Collection entries
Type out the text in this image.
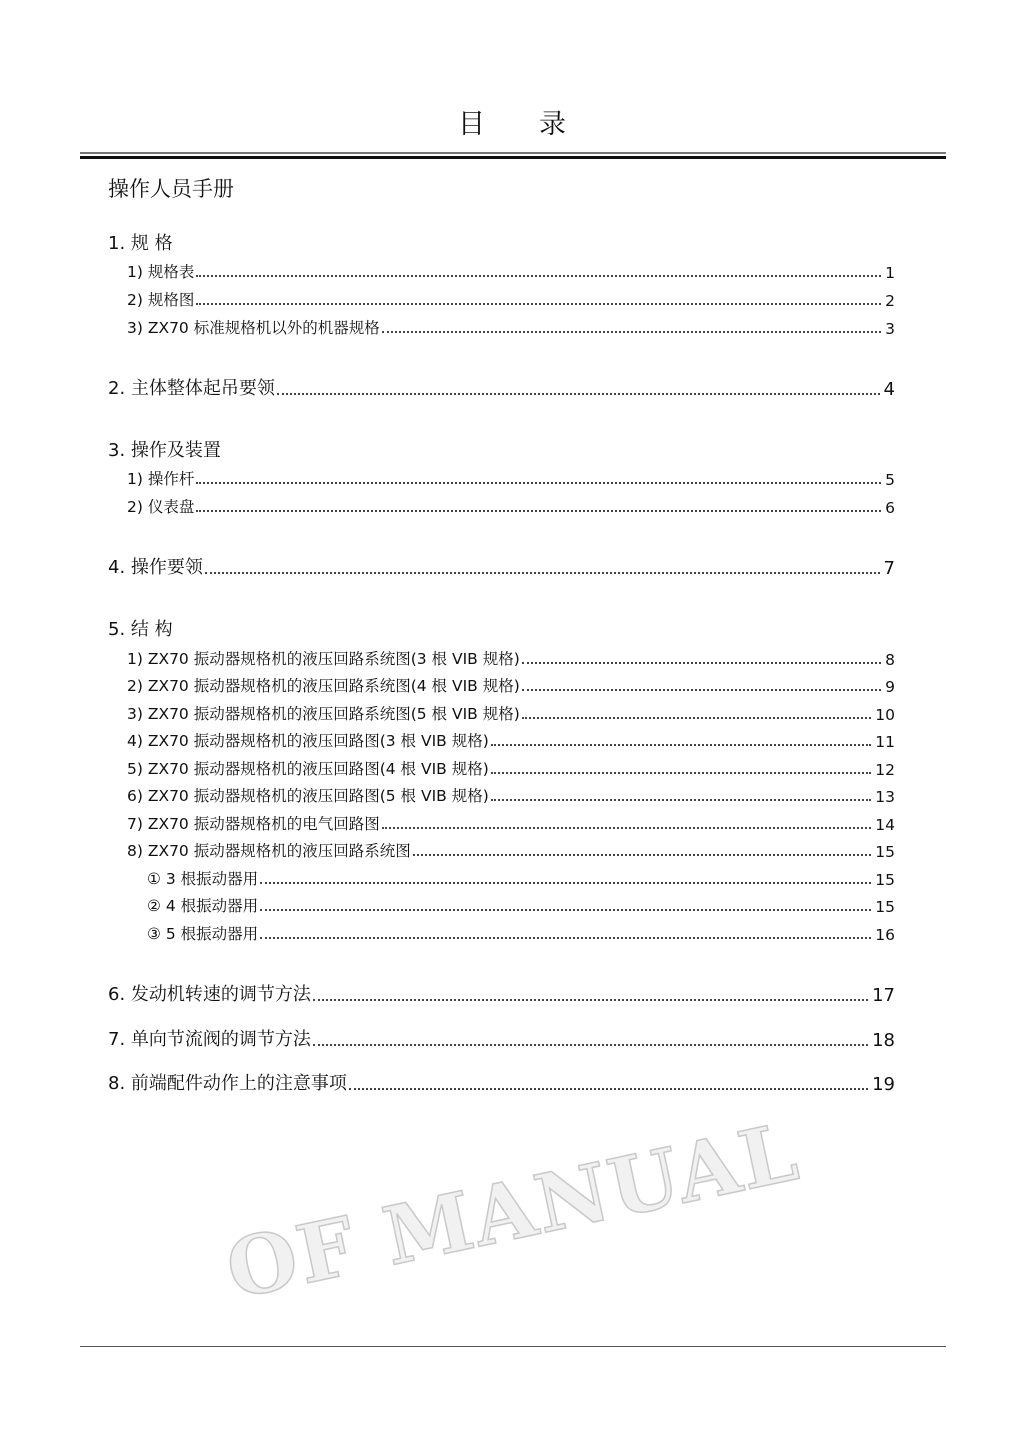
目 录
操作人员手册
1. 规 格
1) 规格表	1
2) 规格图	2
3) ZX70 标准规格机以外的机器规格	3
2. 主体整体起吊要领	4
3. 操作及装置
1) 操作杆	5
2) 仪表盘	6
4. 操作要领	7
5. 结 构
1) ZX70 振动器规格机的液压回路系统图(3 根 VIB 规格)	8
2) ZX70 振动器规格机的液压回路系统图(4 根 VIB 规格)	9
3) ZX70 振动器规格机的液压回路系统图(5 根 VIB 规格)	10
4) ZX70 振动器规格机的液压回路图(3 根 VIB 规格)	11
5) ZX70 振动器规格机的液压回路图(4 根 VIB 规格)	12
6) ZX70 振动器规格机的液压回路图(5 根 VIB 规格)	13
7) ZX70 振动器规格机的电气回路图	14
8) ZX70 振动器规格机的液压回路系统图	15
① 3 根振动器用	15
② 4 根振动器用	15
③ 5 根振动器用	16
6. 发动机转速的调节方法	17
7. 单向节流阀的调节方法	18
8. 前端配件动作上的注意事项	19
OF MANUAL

What needs to be done>
Filter out all lines lacking the word "振动器规格机的液压回路系统图" and copy the rest.

Result>
1) ZX70 振动器规格机的液压回路系统图(3 根 VIB 规格)	8
2) ZX70 振动器规格机的液压回路系统图(4 根 VIB 规格)	9
3) ZX70 振动器规格机的液压回路系统图(5 根 VIB 规格)	10
8) ZX70 振动器规格机的液压回路系统图	15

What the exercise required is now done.